Chart and figure data:
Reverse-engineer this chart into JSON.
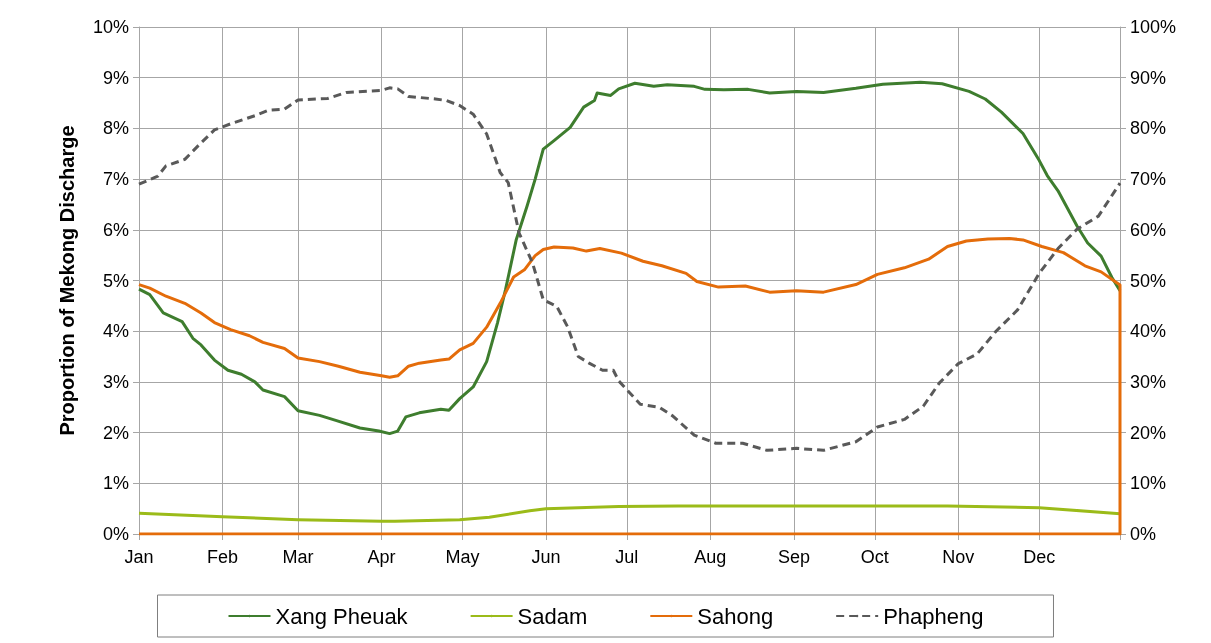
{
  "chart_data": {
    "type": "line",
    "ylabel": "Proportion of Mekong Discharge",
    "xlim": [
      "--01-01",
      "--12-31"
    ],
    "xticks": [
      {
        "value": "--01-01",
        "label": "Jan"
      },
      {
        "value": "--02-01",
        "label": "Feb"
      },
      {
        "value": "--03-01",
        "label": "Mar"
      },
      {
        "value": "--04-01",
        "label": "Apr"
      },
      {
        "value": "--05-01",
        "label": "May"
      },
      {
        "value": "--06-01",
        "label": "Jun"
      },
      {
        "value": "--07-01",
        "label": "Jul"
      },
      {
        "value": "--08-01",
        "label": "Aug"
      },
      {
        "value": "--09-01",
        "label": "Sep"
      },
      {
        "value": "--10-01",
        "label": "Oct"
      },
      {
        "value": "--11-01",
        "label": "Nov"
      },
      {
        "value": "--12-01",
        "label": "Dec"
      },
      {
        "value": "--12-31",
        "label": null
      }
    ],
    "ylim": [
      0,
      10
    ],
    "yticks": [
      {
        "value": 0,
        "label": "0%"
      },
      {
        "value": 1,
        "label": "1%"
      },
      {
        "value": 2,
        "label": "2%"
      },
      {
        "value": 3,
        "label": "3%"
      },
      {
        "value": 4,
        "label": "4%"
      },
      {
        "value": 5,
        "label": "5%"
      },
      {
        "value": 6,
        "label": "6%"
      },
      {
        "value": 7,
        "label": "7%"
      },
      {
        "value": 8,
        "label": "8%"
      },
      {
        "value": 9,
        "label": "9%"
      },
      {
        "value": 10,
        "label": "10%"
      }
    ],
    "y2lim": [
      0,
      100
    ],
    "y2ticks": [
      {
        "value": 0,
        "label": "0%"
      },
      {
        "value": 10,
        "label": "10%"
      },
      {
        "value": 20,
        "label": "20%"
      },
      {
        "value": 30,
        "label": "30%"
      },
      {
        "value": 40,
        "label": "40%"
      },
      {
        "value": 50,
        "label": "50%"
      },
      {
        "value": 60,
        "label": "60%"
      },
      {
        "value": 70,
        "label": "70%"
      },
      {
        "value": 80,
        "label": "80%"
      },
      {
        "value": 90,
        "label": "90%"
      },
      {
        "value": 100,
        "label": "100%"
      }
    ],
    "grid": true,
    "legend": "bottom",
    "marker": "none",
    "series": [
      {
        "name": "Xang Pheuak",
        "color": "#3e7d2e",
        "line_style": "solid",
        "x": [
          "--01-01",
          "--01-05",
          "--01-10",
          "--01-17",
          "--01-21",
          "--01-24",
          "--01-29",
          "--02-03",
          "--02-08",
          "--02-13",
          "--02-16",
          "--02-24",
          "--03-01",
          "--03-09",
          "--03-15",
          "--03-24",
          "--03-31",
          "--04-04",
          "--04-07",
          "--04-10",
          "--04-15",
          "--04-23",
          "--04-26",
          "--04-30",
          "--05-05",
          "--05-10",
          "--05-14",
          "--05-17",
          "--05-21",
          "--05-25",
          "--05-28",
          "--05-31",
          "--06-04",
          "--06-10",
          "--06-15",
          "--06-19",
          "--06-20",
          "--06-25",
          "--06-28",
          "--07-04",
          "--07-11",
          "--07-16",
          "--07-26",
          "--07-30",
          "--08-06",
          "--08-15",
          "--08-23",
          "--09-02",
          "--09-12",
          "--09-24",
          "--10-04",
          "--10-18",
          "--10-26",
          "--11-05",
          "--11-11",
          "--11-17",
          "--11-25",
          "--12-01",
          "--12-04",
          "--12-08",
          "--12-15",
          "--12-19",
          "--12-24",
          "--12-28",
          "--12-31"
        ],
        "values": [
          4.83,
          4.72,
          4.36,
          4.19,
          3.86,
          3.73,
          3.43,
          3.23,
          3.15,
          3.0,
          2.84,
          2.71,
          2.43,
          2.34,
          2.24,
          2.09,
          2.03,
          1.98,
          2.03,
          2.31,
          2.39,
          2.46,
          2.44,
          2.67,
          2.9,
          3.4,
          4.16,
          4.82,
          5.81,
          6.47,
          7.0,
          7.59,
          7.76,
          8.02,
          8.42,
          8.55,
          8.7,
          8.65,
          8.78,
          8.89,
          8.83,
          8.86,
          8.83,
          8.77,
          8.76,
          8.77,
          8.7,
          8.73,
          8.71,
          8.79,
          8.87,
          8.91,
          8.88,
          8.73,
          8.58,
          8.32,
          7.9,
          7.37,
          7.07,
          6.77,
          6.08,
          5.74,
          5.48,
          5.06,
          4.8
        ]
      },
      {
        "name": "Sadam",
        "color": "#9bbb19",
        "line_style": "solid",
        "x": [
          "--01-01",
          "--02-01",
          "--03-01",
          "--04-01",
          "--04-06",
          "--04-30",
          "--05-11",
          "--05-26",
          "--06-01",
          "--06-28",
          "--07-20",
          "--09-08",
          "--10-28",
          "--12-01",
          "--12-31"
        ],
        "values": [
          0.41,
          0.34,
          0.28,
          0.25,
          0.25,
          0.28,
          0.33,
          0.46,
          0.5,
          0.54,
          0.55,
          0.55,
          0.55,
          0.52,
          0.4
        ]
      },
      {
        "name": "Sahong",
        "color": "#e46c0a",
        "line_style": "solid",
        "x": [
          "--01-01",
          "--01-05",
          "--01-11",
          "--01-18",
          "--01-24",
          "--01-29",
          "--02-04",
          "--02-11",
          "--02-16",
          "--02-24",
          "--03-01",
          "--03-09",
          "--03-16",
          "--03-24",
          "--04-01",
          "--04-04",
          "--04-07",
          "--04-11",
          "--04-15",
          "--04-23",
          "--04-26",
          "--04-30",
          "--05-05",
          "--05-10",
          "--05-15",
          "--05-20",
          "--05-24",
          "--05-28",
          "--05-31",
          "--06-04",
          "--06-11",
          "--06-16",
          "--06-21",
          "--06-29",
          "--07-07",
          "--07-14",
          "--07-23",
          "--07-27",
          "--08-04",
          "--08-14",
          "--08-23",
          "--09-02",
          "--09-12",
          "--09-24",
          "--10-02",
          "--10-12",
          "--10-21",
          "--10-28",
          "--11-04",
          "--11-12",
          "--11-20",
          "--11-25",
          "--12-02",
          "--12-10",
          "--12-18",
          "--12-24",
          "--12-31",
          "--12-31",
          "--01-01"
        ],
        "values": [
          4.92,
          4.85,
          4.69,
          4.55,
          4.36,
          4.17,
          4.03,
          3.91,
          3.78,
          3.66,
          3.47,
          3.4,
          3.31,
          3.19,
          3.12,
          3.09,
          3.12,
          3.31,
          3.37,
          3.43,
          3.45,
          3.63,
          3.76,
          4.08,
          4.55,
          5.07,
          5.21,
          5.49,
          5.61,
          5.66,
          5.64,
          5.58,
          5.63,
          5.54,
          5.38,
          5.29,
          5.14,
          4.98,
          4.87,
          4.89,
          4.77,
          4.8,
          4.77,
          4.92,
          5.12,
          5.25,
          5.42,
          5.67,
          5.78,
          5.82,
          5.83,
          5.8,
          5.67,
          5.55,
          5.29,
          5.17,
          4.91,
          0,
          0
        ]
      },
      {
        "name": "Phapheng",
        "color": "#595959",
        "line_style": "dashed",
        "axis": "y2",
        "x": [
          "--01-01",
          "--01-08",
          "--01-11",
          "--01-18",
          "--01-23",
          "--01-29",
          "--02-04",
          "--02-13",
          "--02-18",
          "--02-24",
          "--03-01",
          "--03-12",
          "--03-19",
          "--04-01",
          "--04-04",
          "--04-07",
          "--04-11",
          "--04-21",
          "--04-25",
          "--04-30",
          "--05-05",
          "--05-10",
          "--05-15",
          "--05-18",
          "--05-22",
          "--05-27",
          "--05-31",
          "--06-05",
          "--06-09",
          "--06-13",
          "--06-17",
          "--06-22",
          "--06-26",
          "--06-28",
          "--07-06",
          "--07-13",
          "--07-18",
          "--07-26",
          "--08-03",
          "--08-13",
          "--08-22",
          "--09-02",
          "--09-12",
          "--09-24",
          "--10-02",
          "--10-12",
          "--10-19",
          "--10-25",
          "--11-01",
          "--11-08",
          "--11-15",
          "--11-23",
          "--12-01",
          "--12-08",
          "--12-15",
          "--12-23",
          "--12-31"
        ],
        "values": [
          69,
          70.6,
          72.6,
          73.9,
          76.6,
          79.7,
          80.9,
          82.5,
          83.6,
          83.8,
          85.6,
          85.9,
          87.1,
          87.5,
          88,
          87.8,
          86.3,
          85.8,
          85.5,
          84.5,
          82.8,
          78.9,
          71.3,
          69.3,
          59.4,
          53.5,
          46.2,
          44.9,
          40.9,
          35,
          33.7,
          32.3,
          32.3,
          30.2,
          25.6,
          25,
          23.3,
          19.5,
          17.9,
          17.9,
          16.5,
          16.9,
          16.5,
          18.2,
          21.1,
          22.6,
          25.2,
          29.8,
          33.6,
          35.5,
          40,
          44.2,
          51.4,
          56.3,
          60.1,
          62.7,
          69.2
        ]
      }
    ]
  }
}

...

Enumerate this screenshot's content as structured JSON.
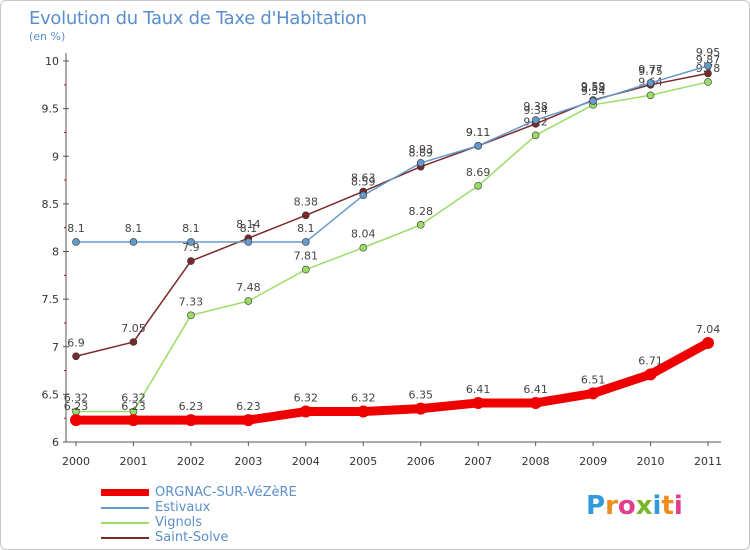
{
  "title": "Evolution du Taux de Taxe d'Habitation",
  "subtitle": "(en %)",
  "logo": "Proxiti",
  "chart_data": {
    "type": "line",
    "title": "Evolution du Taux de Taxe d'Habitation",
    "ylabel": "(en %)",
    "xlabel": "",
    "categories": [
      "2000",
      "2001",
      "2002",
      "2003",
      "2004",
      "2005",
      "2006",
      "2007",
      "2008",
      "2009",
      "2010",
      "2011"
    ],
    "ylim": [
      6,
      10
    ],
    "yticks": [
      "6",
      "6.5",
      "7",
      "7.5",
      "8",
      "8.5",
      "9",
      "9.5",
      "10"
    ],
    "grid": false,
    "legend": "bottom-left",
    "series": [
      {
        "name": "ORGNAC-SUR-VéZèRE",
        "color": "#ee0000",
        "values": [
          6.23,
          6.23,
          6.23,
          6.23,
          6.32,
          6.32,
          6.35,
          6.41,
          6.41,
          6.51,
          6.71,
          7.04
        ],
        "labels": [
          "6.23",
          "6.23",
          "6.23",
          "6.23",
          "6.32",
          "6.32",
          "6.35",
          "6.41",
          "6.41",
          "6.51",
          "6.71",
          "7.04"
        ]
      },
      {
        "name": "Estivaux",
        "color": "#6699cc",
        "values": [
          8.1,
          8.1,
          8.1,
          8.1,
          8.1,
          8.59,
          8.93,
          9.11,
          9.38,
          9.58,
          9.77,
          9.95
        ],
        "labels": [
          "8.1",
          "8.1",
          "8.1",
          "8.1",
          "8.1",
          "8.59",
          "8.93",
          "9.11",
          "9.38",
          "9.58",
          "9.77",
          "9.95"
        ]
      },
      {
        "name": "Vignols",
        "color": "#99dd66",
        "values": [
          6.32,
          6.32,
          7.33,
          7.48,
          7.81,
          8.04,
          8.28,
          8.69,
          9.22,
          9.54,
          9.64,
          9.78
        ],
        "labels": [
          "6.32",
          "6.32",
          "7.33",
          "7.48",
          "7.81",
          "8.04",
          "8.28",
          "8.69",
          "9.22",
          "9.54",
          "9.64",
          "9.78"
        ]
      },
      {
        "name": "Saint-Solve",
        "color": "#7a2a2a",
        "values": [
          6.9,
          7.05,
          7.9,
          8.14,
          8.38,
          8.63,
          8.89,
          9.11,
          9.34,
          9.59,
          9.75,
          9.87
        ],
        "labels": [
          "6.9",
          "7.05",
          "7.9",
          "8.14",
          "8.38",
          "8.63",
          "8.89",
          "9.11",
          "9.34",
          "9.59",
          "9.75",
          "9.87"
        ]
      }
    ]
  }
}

---

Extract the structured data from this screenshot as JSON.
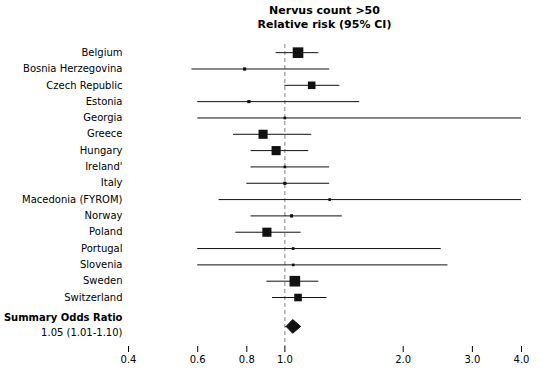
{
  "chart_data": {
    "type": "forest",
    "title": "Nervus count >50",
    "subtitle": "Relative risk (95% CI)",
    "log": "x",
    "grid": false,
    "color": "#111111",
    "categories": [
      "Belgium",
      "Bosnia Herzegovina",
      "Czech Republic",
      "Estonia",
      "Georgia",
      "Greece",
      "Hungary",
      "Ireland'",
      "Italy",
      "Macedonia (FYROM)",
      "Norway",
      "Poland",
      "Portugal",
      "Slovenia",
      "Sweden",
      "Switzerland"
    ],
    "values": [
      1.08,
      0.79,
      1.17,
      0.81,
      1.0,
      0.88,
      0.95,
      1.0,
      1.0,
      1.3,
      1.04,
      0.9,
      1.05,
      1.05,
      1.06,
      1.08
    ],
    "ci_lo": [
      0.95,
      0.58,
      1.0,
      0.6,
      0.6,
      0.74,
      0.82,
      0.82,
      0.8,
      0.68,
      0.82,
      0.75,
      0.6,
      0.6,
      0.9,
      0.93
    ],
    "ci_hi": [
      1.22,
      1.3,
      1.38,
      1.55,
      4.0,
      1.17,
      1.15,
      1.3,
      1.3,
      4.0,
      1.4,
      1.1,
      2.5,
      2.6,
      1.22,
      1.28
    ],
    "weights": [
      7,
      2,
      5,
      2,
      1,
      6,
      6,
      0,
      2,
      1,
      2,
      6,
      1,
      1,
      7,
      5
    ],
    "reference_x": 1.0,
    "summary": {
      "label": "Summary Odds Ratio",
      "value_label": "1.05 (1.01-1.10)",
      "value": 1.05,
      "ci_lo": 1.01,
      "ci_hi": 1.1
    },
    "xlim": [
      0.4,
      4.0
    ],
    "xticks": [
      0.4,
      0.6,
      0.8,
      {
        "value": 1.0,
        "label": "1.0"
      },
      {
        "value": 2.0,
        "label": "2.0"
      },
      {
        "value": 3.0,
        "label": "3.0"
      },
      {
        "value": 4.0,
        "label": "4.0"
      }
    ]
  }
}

◆ **SET PROBLEM**:
Check each line above for the string "Evolution" and report how many lines have it, giving only the number.

◆ **EXPECTED OUTPUT**:
2